*INSTRUCTIONS TO FOLLOW*
Copy every one of the following rows word for word, keeping each character unchanged.

Bounding box entries:
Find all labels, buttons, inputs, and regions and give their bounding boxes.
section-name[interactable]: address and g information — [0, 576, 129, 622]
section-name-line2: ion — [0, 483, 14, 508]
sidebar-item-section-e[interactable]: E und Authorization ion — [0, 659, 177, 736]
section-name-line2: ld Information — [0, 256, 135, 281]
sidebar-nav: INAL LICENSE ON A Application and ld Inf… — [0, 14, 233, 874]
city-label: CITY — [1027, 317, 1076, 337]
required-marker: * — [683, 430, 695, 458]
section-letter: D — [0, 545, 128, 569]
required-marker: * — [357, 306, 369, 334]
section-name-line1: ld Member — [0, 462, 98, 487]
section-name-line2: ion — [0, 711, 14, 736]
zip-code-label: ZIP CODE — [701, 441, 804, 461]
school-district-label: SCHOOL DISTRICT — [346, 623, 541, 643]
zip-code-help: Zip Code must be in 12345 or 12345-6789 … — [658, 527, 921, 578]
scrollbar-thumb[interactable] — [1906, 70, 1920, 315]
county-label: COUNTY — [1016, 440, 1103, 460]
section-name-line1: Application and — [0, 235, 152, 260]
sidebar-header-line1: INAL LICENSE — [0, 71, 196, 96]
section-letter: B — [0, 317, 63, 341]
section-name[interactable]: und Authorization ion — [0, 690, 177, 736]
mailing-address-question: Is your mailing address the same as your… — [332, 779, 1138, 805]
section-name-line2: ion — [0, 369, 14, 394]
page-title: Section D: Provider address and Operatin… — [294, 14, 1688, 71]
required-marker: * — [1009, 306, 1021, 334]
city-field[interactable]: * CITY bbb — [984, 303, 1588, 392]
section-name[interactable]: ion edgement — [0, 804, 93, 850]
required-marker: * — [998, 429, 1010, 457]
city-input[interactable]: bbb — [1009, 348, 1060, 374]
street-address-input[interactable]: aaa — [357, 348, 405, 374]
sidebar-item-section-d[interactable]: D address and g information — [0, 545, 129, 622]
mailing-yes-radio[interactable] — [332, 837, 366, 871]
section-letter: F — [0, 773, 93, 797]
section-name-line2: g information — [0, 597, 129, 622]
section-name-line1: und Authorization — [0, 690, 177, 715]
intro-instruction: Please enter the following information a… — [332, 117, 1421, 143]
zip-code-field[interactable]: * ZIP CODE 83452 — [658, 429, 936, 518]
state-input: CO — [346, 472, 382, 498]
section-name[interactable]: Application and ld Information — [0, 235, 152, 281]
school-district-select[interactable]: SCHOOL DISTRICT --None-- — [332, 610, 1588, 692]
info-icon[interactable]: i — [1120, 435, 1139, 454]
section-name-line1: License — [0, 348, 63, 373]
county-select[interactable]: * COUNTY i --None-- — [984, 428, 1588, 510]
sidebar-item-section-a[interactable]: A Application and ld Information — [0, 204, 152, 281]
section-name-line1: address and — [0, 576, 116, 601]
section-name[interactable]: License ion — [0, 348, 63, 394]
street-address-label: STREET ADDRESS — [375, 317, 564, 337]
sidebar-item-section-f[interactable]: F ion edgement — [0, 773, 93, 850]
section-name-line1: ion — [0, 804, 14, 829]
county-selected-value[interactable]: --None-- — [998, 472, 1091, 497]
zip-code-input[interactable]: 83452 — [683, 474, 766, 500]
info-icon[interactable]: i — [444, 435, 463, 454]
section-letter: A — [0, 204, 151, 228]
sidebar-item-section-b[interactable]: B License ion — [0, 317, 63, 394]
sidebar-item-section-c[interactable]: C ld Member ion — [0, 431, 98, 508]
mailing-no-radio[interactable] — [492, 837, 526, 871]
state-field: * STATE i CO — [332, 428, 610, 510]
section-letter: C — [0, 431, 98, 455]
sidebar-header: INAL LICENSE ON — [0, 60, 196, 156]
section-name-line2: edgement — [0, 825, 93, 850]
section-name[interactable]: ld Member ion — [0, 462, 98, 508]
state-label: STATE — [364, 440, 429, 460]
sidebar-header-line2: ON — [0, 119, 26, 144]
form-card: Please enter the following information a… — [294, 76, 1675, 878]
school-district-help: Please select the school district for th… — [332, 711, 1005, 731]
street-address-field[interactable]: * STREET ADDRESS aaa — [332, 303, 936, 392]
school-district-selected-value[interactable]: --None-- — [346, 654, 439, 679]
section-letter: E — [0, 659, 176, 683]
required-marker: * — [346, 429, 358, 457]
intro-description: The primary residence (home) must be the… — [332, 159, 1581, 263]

*OUTPUT FOR THIS TASK*
Find all labels, buttons, inputs, and regions and give their bounding boxes.
section-name[interactable]: address and g information — [0, 576, 129, 622]
section-name-line2: ion — [0, 483, 14, 508]
sidebar-item-section-e[interactable]: E und Authorization ion — [0, 659, 177, 736]
section-name-line2: ld Information — [0, 256, 135, 281]
sidebar-nav: INAL LICENSE ON A Application and ld Inf… — [0, 14, 233, 874]
city-label: CITY — [1027, 317, 1076, 337]
required-marker: * — [683, 430, 695, 458]
section-letter: D — [0, 545, 128, 569]
required-marker: * — [357, 306, 369, 334]
section-name-line1: ld Member — [0, 462, 98, 487]
section-name-line2: ion — [0, 711, 14, 736]
zip-code-label: ZIP CODE — [701, 441, 804, 461]
school-district-label: SCHOOL DISTRICT — [346, 623, 541, 643]
zip-code-help: Zip Code must be in 12345 or 12345-6789 … — [658, 527, 921, 578]
scrollbar-thumb[interactable] — [1906, 70, 1920, 315]
county-label: COUNTY — [1016, 440, 1103, 460]
section-name-line1: Application and — [0, 235, 152, 260]
sidebar-header-line1: INAL LICENSE — [0, 71, 196, 96]
section-letter: B — [0, 317, 63, 341]
section-name[interactable]: und Authorization ion — [0, 690, 177, 736]
mailing-address-question: Is your mailing address the same as your… — [332, 779, 1138, 805]
section-name-line2: ion — [0, 369, 14, 394]
page-title: Section D: Provider address and Operatin… — [294, 14, 1688, 71]
required-marker: * — [1009, 306, 1021, 334]
city-field[interactable]: * CITY bbb — [984, 303, 1588, 392]
section-name[interactable]: ion edgement — [0, 804, 93, 850]
required-marker: * — [998, 429, 1010, 457]
city-input[interactable]: bbb — [1009, 348, 1060, 374]
street-address-input[interactable]: aaa — [357, 348, 405, 374]
sidebar-item-section-d[interactable]: D address and g information — [0, 545, 129, 622]
mailing-yes-radio[interactable] — [332, 837, 366, 871]
section-letter: F — [0, 773, 93, 797]
section-name-line2: g information — [0, 597, 129, 622]
section-name-line1: und Authorization — [0, 690, 177, 715]
intro-instruction: Please enter the following information a… — [332, 117, 1421, 143]
zip-code-field[interactable]: * ZIP CODE 83452 — [658, 429, 936, 518]
state-input: CO — [346, 472, 382, 498]
section-name[interactable]: Application and ld Information — [0, 235, 152, 281]
school-district-select[interactable]: SCHOOL DISTRICT --None-- — [332, 610, 1588, 692]
info-icon[interactable]: i — [1120, 435, 1139, 454]
section-name-line1: License — [0, 348, 63, 373]
county-select[interactable]: * COUNTY i --None-- — [984, 428, 1588, 510]
sidebar-item-section-a[interactable]: A Application and ld Information — [0, 204, 152, 281]
section-name-line1: address and — [0, 576, 116, 601]
section-name[interactable]: License ion — [0, 348, 63, 394]
street-address-label: STREET ADDRESS — [375, 317, 564, 337]
sidebar-item-section-f[interactable]: F ion edgement — [0, 773, 93, 850]
section-name-line1: ion — [0, 804, 14, 829]
county-selected-value[interactable]: --None-- — [998, 472, 1091, 497]
zip-code-input[interactable]: 83452 — [683, 474, 766, 500]
info-icon[interactable]: i — [444, 435, 463, 454]
section-letter: A — [0, 204, 151, 228]
sidebar-item-section-b[interactable]: B License ion — [0, 317, 63, 394]
sidebar-item-section-c[interactable]: C ld Member ion — [0, 431, 98, 508]
mailing-no-radio[interactable] — [492, 837, 526, 871]
state-field: * STATE i CO — [332, 428, 610, 510]
section-letter: C — [0, 431, 98, 455]
sidebar-header: INAL LICENSE ON — [0, 60, 196, 156]
section-name-line2: edgement — [0, 825, 93, 850]
section-name[interactable]: ld Member ion — [0, 462, 98, 508]
state-label: STATE — [364, 440, 429, 460]
sidebar-header-line2: ON — [0, 119, 26, 144]
form-card: Please enter the following information a… — [294, 76, 1675, 878]
school-district-help: Please select the school district for th… — [332, 711, 1005, 731]
street-address-field[interactable]: * STREET ADDRESS aaa — [332, 303, 936, 392]
school-district-selected-value[interactable]: --None-- — [346, 654, 439, 679]
section-letter: E — [0, 659, 176, 683]
required-marker: * — [346, 429, 358, 457]
intro-description: The primary residence (home) must be the… — [332, 159, 1581, 263]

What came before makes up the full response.